#### What this task involves:
Your answer is a single number: the count of lines that contain the string "title".
:: Supplied data ::
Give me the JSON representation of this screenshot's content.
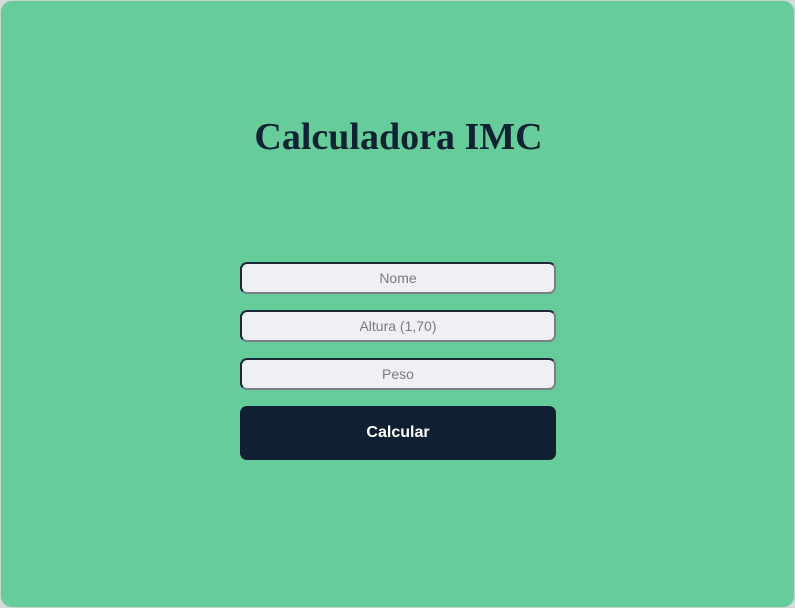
{
  "page": {
    "title": "Calculadora IMC"
  },
  "form": {
    "name_placeholder": "Nome",
    "name_value": "",
    "height_placeholder": "Altura (1,70)",
    "height_value": "",
    "weight_placeholder": "Peso",
    "weight_value": "",
    "submit_label": "Calcular"
  },
  "colors": {
    "background": "#66cc99",
    "title": "#112233",
    "button": "#102033",
    "input_background": "#eef0f4"
  }
}
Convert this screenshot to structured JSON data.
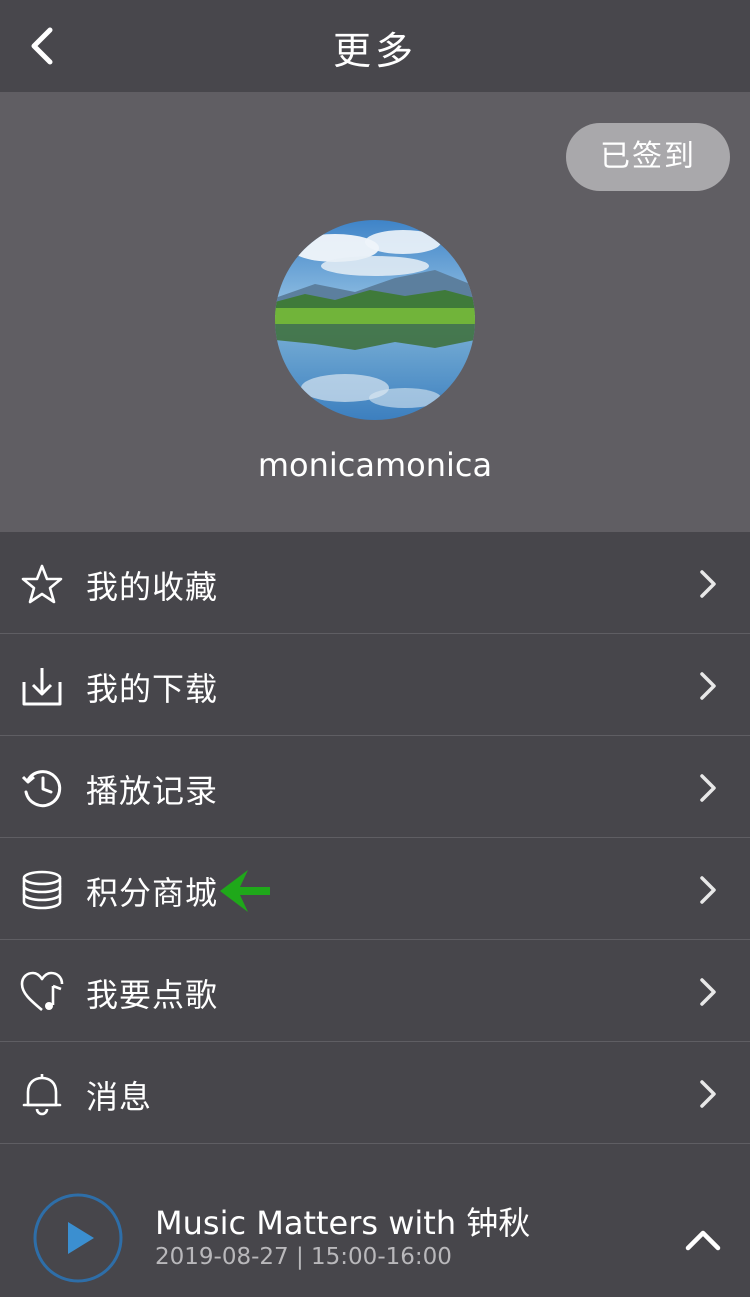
{
  "header": {
    "title": "更多"
  },
  "profile": {
    "checkin_label": "已签到",
    "username": "monicamonica"
  },
  "menu": [
    {
      "label": "我的收藏",
      "icon": "star-icon"
    },
    {
      "label": "我的下载",
      "icon": "download-icon"
    },
    {
      "label": "播放记录",
      "icon": "history-icon"
    },
    {
      "label": "积分商城",
      "icon": "coins-icon"
    },
    {
      "label": "我要点歌",
      "icon": "heart-music-icon"
    },
    {
      "label": "消息",
      "icon": "bell-icon"
    }
  ],
  "player": {
    "title": "Music Matters with 钟秋",
    "time": "2019-08-27 | 15:00-16:00"
  },
  "colors": {
    "background": "#47464b",
    "profile_bg": "#605e63",
    "accent_blue": "#3b8fd0",
    "annotation_green": "#1fa81a"
  }
}
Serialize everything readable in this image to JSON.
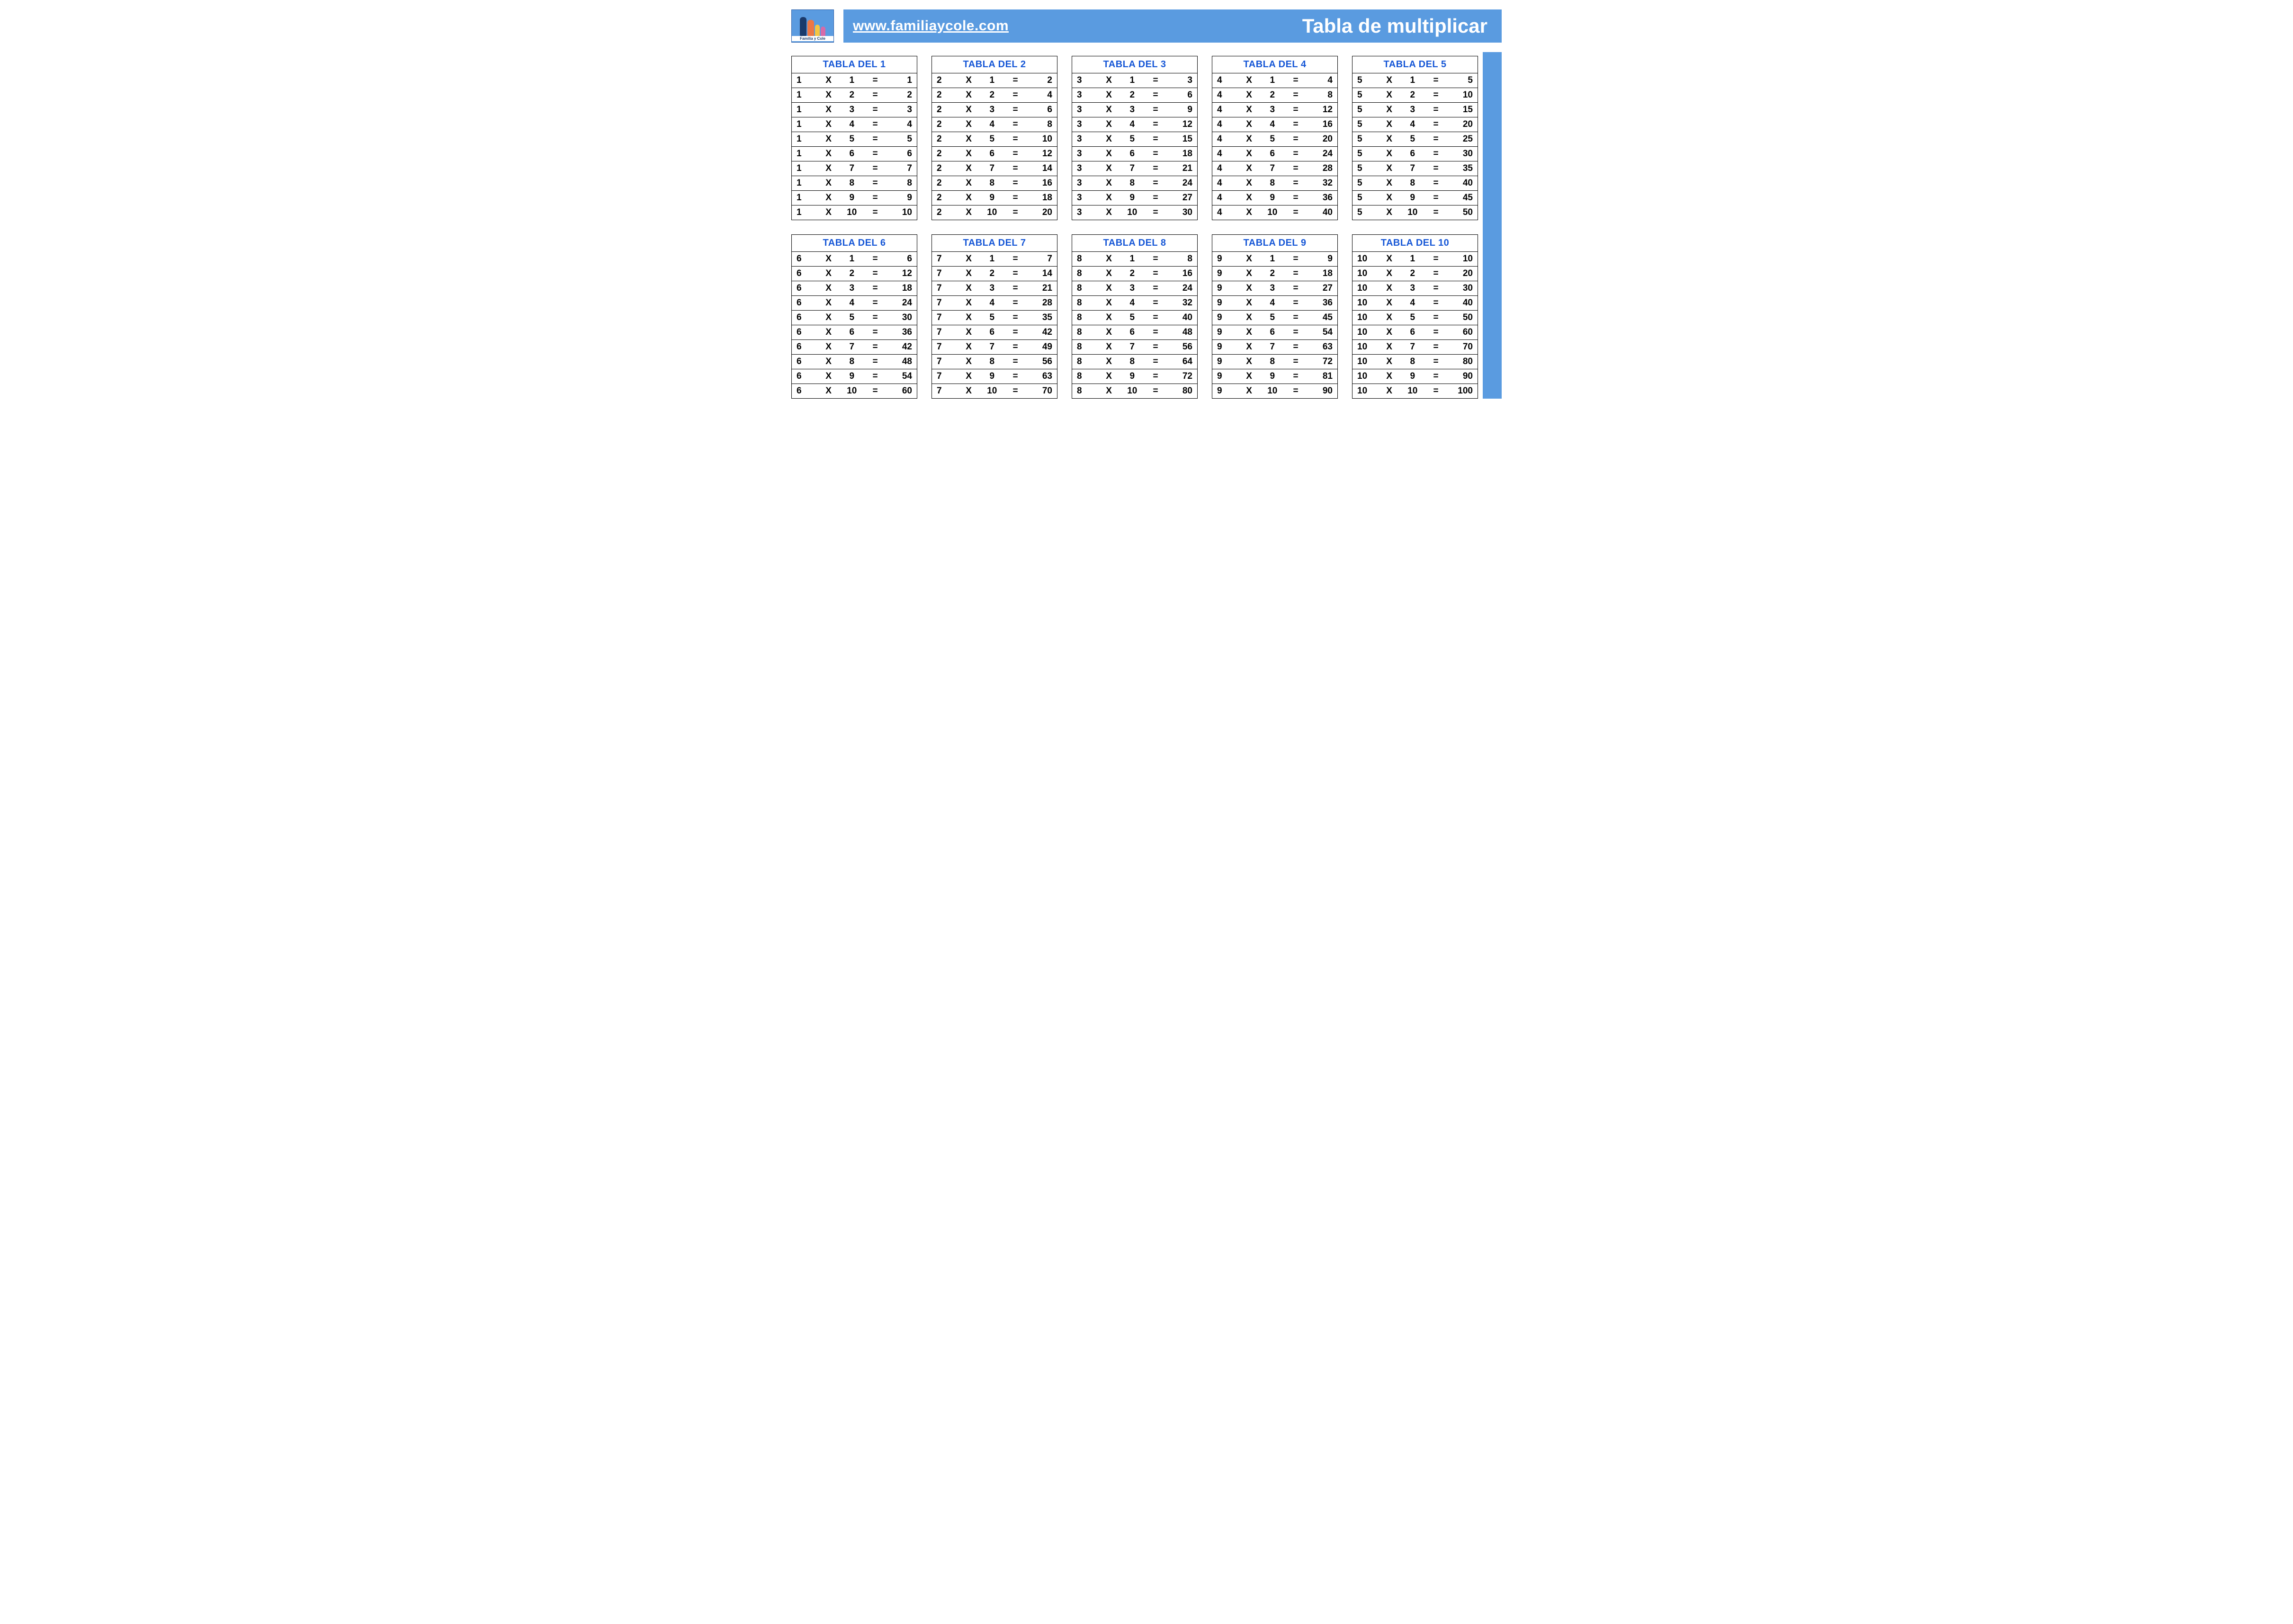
:::
#### Result:
4